>> start WORKING DATA

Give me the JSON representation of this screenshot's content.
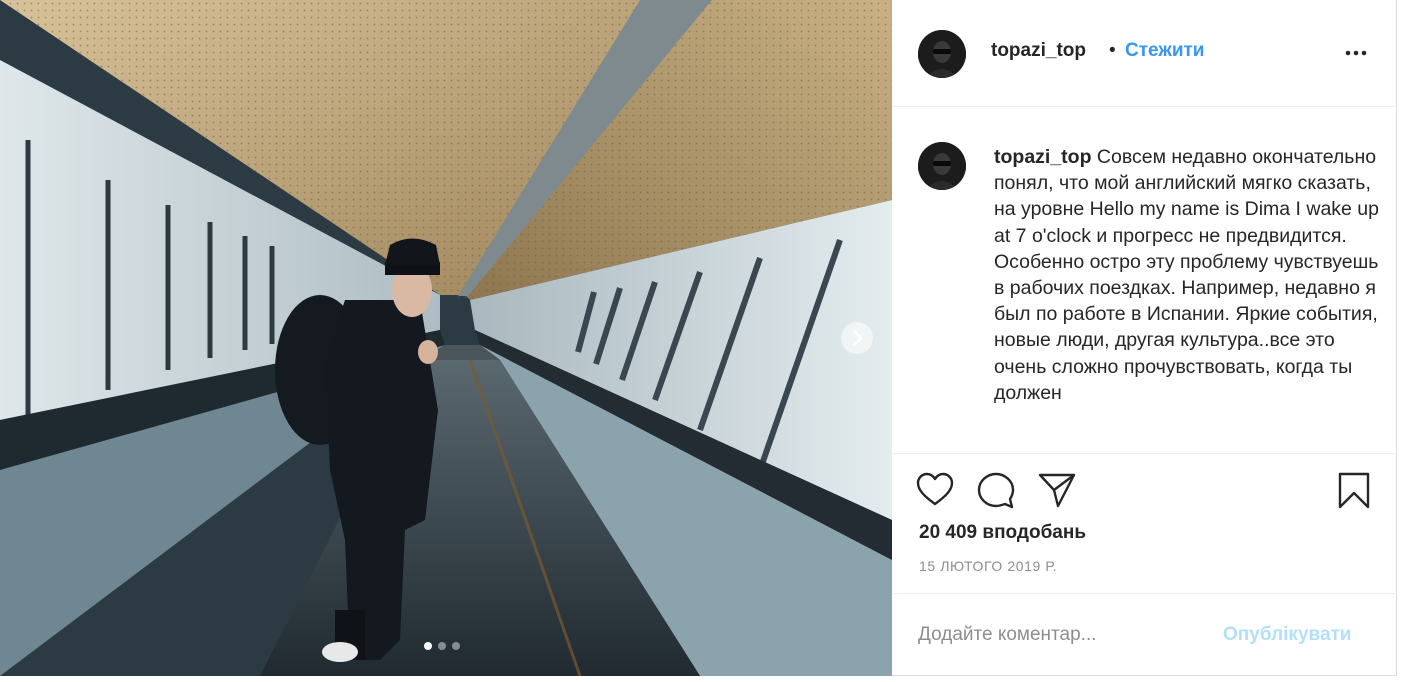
{
  "post": {
    "username": "topazi_top",
    "separator": "•",
    "follow_label": "Стежити",
    "caption_text": "Совсем недавно окончательно понял, что мой английский мягко сказать, на уровне Hello my name is Dima I wake up at 7 o'clock и прогресс не предвидится. Особенно остро эту проблему чувствуешь в рабочих поездках. Например, недавно я был по работе в Испании. Яркие события, новые люди, другая культура..все это очень сложно прочувствовать, когда ты должен",
    "likes": "20 409 вподобань",
    "date": "15 ЛЮТОГО 2019 Р.",
    "comment_placeholder": "Додайте коментар...",
    "publish_label": "Опублікувати",
    "carousel": {
      "total_slides": 3,
      "active_slide": 1
    }
  },
  "icons": {
    "more": "more-options-icon",
    "like": "heart-icon",
    "comment": "comment-icon",
    "share": "paper-plane-icon",
    "save": "bookmark-icon",
    "next": "chevron-right-icon"
  },
  "colors": {
    "link": "#3897f0",
    "publish_disabled": "#b2dffc",
    "text": "#262626",
    "muted": "#8e8e8e"
  }
}
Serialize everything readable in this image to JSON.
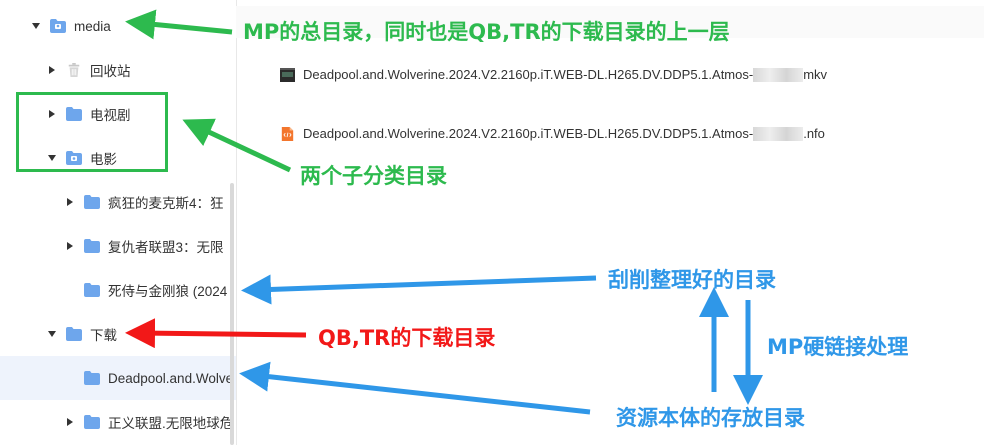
{
  "tree": {
    "items": [
      {
        "label": "media",
        "expanded": true,
        "icon": "media-folder-icon"
      },
      {
        "label": "回收站",
        "expanded": false,
        "icon": "recycle-bin-icon"
      },
      {
        "label": "电视剧",
        "expanded": false,
        "icon": "folder-icon"
      },
      {
        "label": "电影",
        "expanded": true,
        "icon": "media-folder-icon"
      },
      {
        "label": "疯狂的麦克斯4：狂",
        "expanded": false,
        "icon": "folder-icon"
      },
      {
        "label": "复仇者联盟3：无限",
        "expanded": false,
        "icon": "folder-icon"
      },
      {
        "label": "死侍与金刚狼 (2024",
        "expanded": false,
        "icon": "folder-icon"
      },
      {
        "label": "下载",
        "expanded": true,
        "icon": "folder-icon"
      },
      {
        "label": "Deadpool.and.Wolve",
        "expanded": false,
        "icon": "folder-icon",
        "selected": true
      },
      {
        "label": "正义联盟.无限地球危",
        "expanded": false,
        "icon": "folder-icon"
      }
    ]
  },
  "files": [
    {
      "name_prefix": "Deadpool.and.Wolverine.2024.V2.2160p.iT.WEB-DL.H265.DV.DDP5.1.Atmos-",
      "name_suffix": "mkv",
      "icon": "video-file-icon"
    },
    {
      "name_prefix": "Deadpool.and.Wolverine.2024.V2.2160p.iT.WEB-DL.H265.DV.DDP5.1.Atmos-",
      "name_suffix": ".nfo",
      "icon": "nfo-file-icon"
    }
  ],
  "annotations": {
    "media_note": "MP的总目录，同时也是QB,TR的下载目录的上一层",
    "categories_note": "两个子分类目录",
    "organized_note": "刮削整理好的目录",
    "download_note": "QB,TR的下载目录",
    "hardlink_note": "MP硬链接处理",
    "source_note": "资源本体的存放目录"
  },
  "colors": {
    "green": "#2dba4e",
    "red": "#f21818",
    "blue": "#2f97e8",
    "folder": "#6ea6ec",
    "selected_row": "#eef3fc"
  }
}
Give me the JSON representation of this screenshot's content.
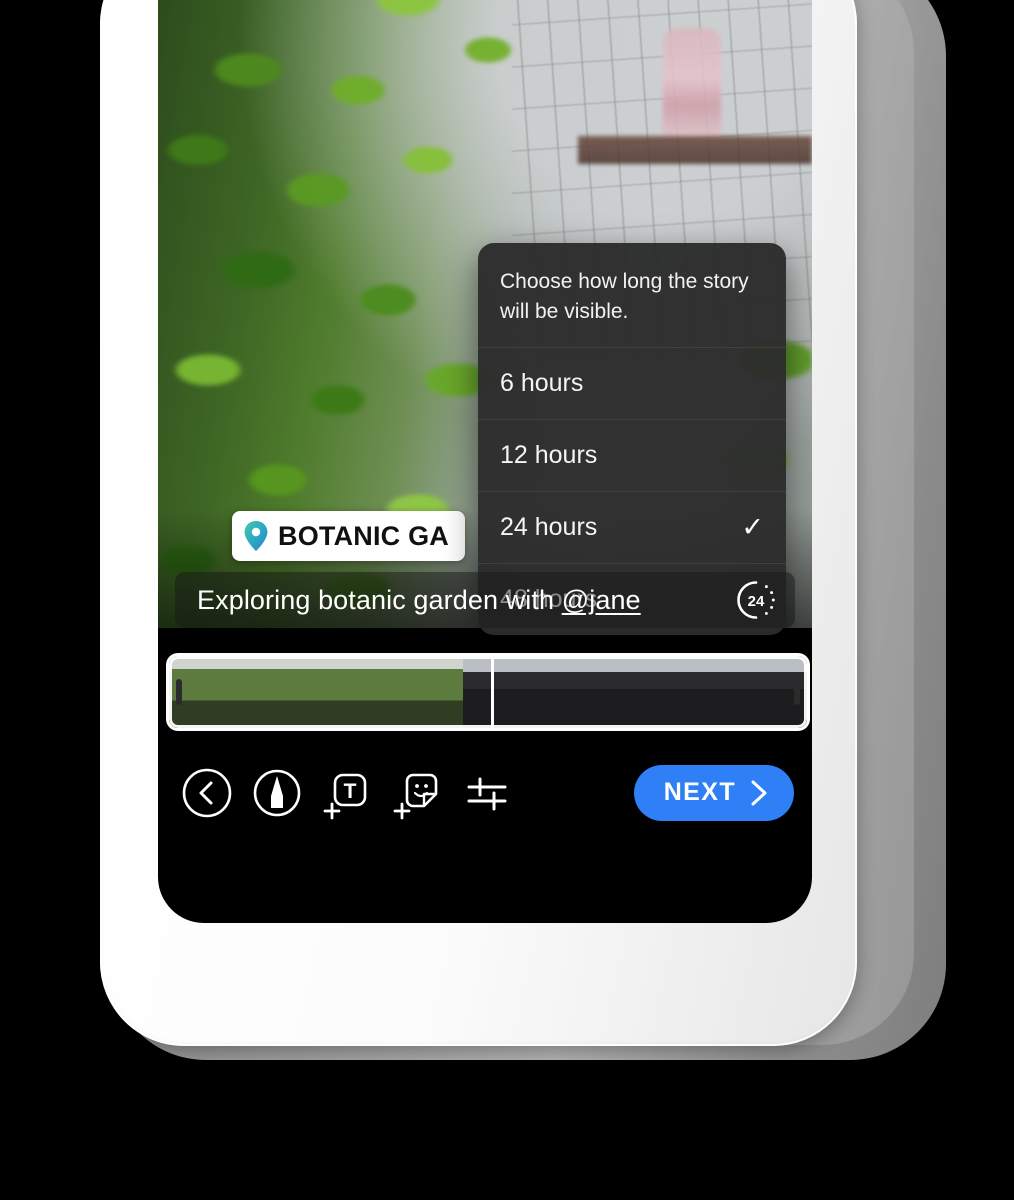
{
  "screen": {
    "app": "story-editor",
    "background_description": "Botanic garden video: green foliage on the left, misty glass wall and a person in a pink dress walking on the right"
  },
  "location_sticker": {
    "icon": "location-pin-icon",
    "label": "BOTANIC GA",
    "full_label_truncated": true,
    "pin_color": "#2aa8c4",
    "background": "#ffffff",
    "text_color": "#111111"
  },
  "duration_menu": {
    "prompt": "Choose how long the story will be visible.",
    "options": [
      {
        "label": "6 hours",
        "selected": false,
        "check": ""
      },
      {
        "label": "12 hours",
        "selected": false,
        "check": ""
      },
      {
        "label": "24 hours",
        "selected": true,
        "check": "✓"
      },
      {
        "label": "48 hours",
        "selected": false,
        "check": ""
      }
    ],
    "selected_value": "24 hours",
    "background": "#2c2c2c",
    "text_color": "#f5f5f5"
  },
  "caption": {
    "text_before": "Exploring botanic garden with ",
    "mention": "@jane",
    "full_text": "Exploring botanic garden with @jane",
    "duration_badge": {
      "icon": "duration-24-icon",
      "value": "24"
    }
  },
  "timeline": {
    "name": "video-trim-timeline",
    "left_handle": "trim-handle-left",
    "right_handle": "trim-handle-right",
    "playhead": "playhead"
  },
  "toolbar": {
    "items": [
      {
        "name": "back-button",
        "icon": "chevron-left-circle-icon",
        "label": "Back"
      },
      {
        "name": "draw-button",
        "icon": "pen-circle-icon",
        "label": "Draw"
      },
      {
        "name": "add-text-button",
        "icon": "add-text-icon",
        "label": "Add text"
      },
      {
        "name": "add-sticker-button",
        "icon": "add-sticker-icon",
        "label": "Add sticker"
      },
      {
        "name": "adjust-button",
        "icon": "sliders-icon",
        "label": "Adjust"
      }
    ],
    "next_button": {
      "label": "NEXT",
      "icon": "chevron-right-icon",
      "color": "#2f7ff7",
      "text_color": "#ffffff"
    }
  }
}
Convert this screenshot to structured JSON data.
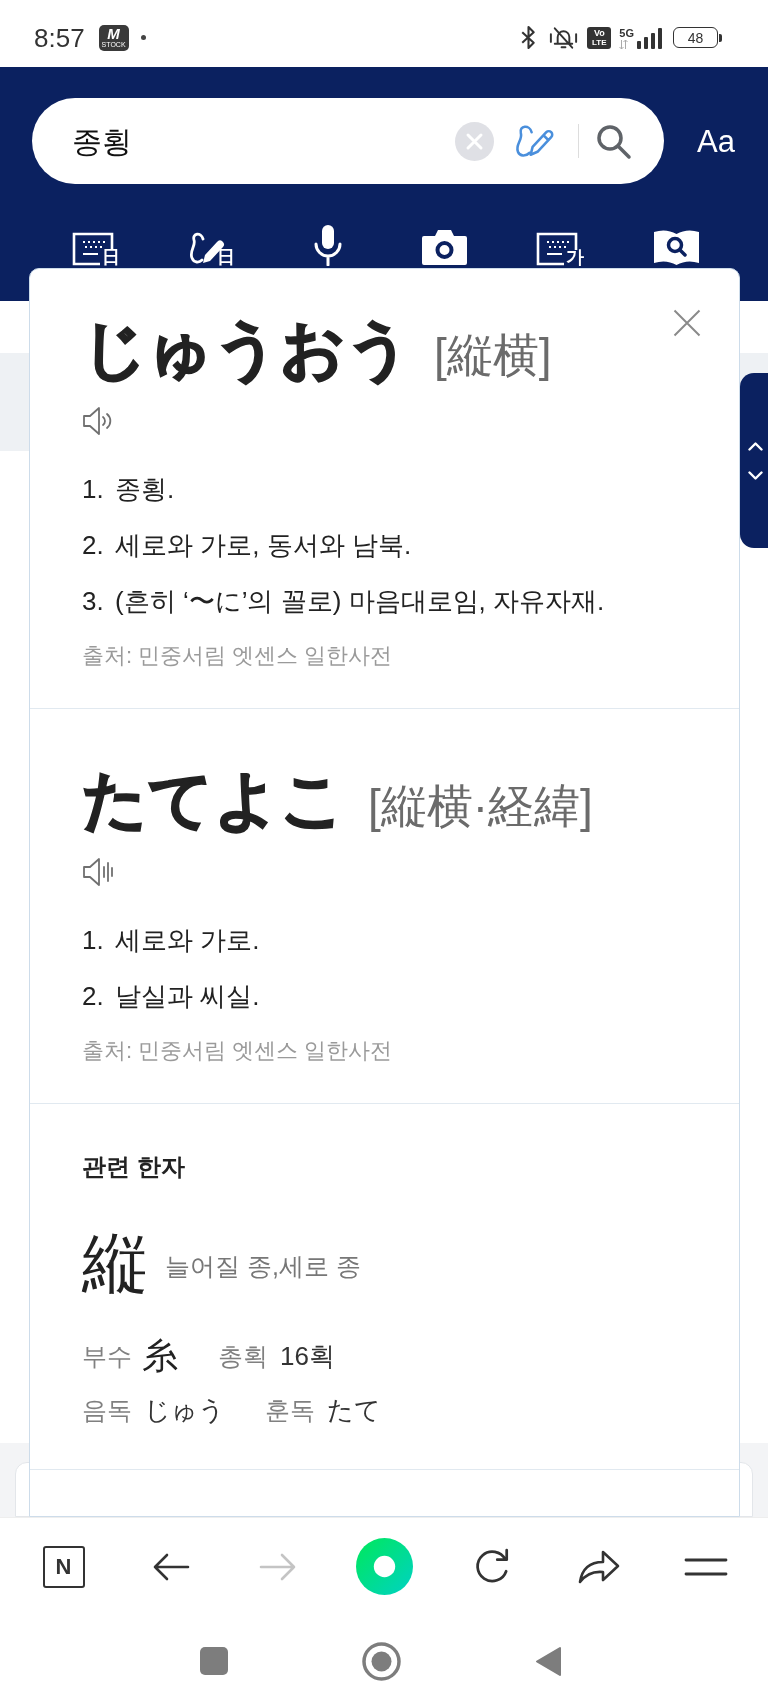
{
  "status_bar": {
    "time": "8:57",
    "notification": {
      "letter": "M",
      "caption": "STOCK"
    },
    "volte": [
      "Vo",
      "LTE"
    ],
    "network": "5G",
    "battery": "48"
  },
  "header": {
    "search": {
      "value": "종횡"
    },
    "font_size_button": "Aa",
    "input_modes": [
      {
        "kind": "keyboard",
        "glyph": "日"
      },
      {
        "kind": "handwriting",
        "glyph": "日"
      },
      {
        "kind": "voice"
      },
      {
        "kind": "camera"
      },
      {
        "kind": "keyboard",
        "glyph": "가"
      },
      {
        "kind": "book-search"
      }
    ]
  },
  "entries": [
    {
      "kind": "waves",
      "headword": "じゅうおう",
      "hanja": "[縦横]",
      "definitions": [
        {
          "number": "1.",
          "text": "종횡."
        },
        {
          "number": "2.",
          "text": "세로와 가로, 동서와 남북."
        },
        {
          "number": "3.",
          "text": "(흔히 ‘〜に’의 꼴로) 마음대로임, 자유자재."
        }
      ],
      "source": "출처: 민중서림 엣센스 일한사전"
    },
    {
      "kind": "bars",
      "headword": "たてよこ",
      "hanja": "[縦横·経緯]",
      "definitions": [
        {
          "number": "1.",
          "text": "세로와 가로."
        },
        {
          "number": "2.",
          "text": "날실과 씨실."
        }
      ],
      "source": "출처: 민중서림 엣센스 일한사전"
    }
  ],
  "related_hanja": {
    "heading": "관련 한자",
    "character": "縦",
    "meaning": "늘어질 종,세로 종",
    "rows": [
      [
        {
          "label": "부수",
          "value": "糸",
          "kind": "hanja"
        },
        {
          "label": "총획",
          "value": "16획",
          "kind": "text"
        }
      ],
      [
        {
          "label": "음독",
          "value": "じゅう",
          "kind": "text"
        },
        {
          "label": "훈독",
          "value": "たて",
          "kind": "text"
        }
      ]
    ]
  },
  "toolbar": [
    {
      "kind": "home",
      "label": "N",
      "disabled": false
    },
    {
      "kind": "back",
      "disabled": false
    },
    {
      "kind": "forward",
      "disabled": true
    },
    {
      "kind": "main",
      "disabled": false
    },
    {
      "kind": "reload",
      "disabled": false
    },
    {
      "kind": "share",
      "disabled": false
    },
    {
      "kind": "menu",
      "disabled": false
    }
  ]
}
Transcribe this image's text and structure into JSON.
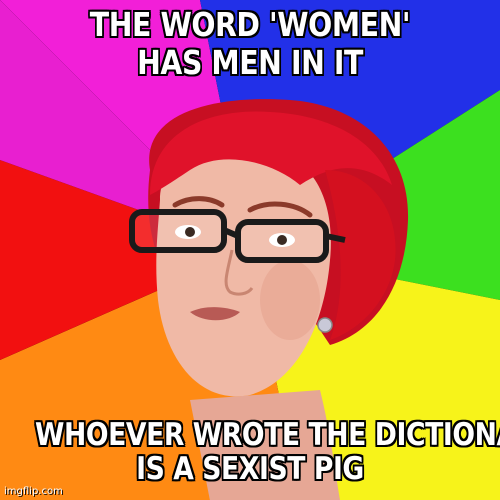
{
  "meme": {
    "top_text": [
      "THE WORD 'WOMEN'",
      "HAS MEN IN IT"
    ],
    "bottom_text": [
      "WHOEVER WROTE THE DICTIONARY",
      "IS A SEXIST PIG"
    ],
    "watermark": "imgflip.com"
  },
  "colors": {
    "pink": "#f21fd8",
    "blue": "#2230e8",
    "green": "#3ce01f",
    "yellow": "#f7f31a",
    "orange": "#ff8a13",
    "red": "#f21010",
    "hair": "#e0122a",
    "skin": "#f0b9a6"
  },
  "icons": {
    "background": "color-wheel-burst",
    "subject": "red-haired-woman-with-glasses"
  }
}
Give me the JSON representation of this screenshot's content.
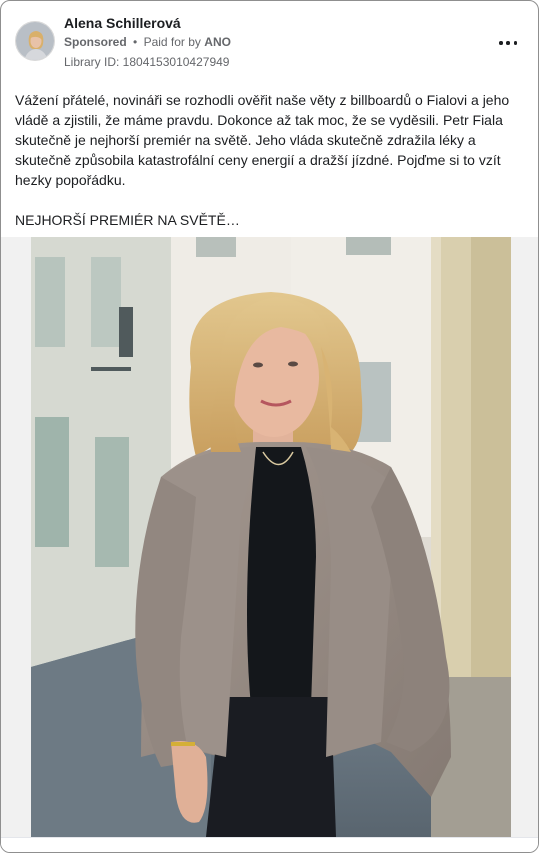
{
  "post": {
    "author": "Alena Schillerová",
    "sponsored_label": "Sponsored",
    "separator": "•",
    "paid_for_prefix": "Paid for by",
    "payer": "ANO",
    "library_id": "Library ID: 1804153010427949",
    "more_icon": "more-horizontal-icon",
    "text_paragraphs": [
      "Vážení přátelé, novináři se rozhodli ověřit naše věty z billboardů o Fialovi a jeho vládě a zjistili, že máme pravdu. Dokonce až tak moc, že se vyděsili. Petr Fiala skutečně je nejhorší premiér na světě. Jeho vláda skutečně zdražila léky a skutečně způsobila katastrofální ceny energií a dražší jízdné. Pojďme si to vzít hezky popořádku.",
      "NEJHORŠÍ PREMIÉR NA SVĚTĚ…"
    ]
  },
  "colors": {
    "text_primary": "#1c1e21",
    "text_secondary": "#65676b",
    "card_border": "#8f8f8f",
    "media_background": "#f1f1f1"
  }
}
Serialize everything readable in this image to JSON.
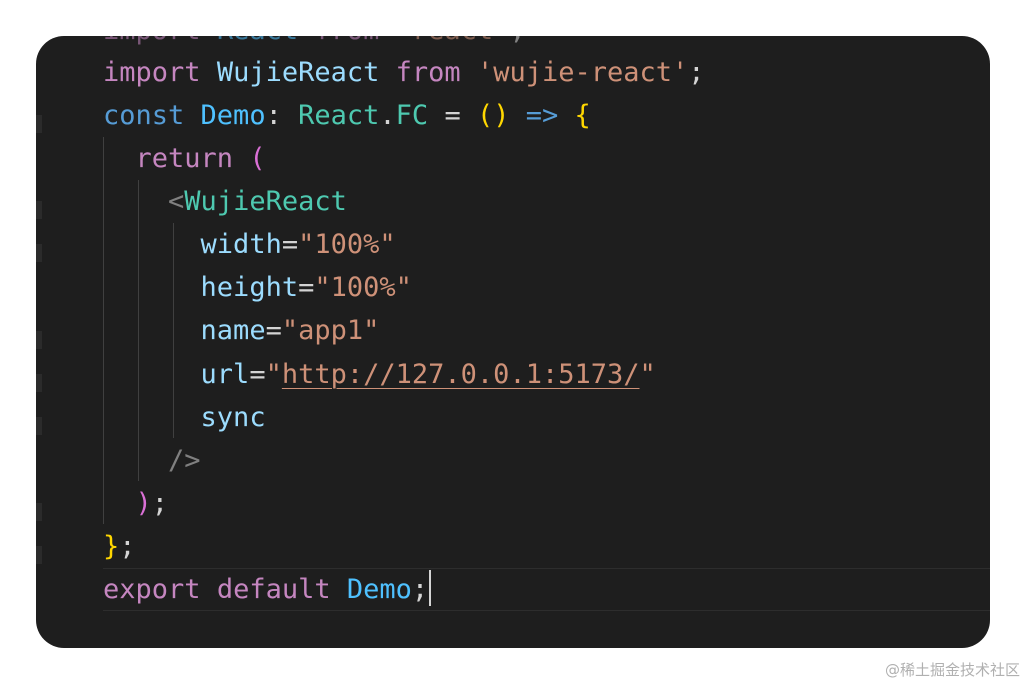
{
  "code": {
    "line_1": {
      "kw": "import",
      "ident": "React",
      "from": "from",
      "str": "'react'",
      "end": ";"
    },
    "line_2": {
      "kw": "import",
      "ident": "WujieReact",
      "from": "from",
      "str": "'wujie-react'",
      "end": ";"
    },
    "line_3": {
      "kw": "const",
      "name": "Demo",
      "colon": ":",
      "ns": "React",
      "dot": ".",
      "type": "FC",
      "eq": "=",
      "parens": "()",
      "arrow": "=>",
      "brace": "{"
    },
    "line_4": {
      "kw": "return",
      "paren": "("
    },
    "line_5": {
      "lt": "<",
      "tag": "WujieReact"
    },
    "line_6": {
      "attr": "width",
      "eq": "=",
      "value": "\"100%\""
    },
    "line_7": {
      "attr": "height",
      "eq": "=",
      "value": "\"100%\""
    },
    "line_8": {
      "attr": "name",
      "eq": "=",
      "value": "\"app1\""
    },
    "line_9": {
      "attr": "url",
      "eq": "=",
      "quote_open": "\"",
      "url": "http://127.0.0.1:5173/",
      "quote_close": "\""
    },
    "line_10": {
      "attr": "sync"
    },
    "line_11": {
      "close": "/>"
    },
    "line_12": {
      "paren": ")",
      "semi": ";"
    },
    "line_13": {
      "brace": "}",
      "semi": ";"
    },
    "line_14": {
      "kw1": "export",
      "kw2": "default",
      "name": "Demo",
      "semi": ";"
    }
  },
  "colors": {
    "background": "#1e1e1e",
    "keyword_control": "#c586c0",
    "keyword": "#569cd6",
    "identifier": "#9cdcfe",
    "type": "#4ec9b0",
    "string": "#ce9178",
    "bracket": "#ffd700"
  },
  "watermark": "@稀土掘金技术社区"
}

>> end WORKING DATA

OBJECTIVE: Write out every line from the entries where "right" appears.

SOLVED EXERCISE:
    "next": "chevron-right-icon"
    "background_description": "Botanic garden video: green foliage on the left, misty glass wall and a person in a pink dress walking on the right"
    "right_handle": "trim-handle-right",
      "icon": "chevron-right-icon",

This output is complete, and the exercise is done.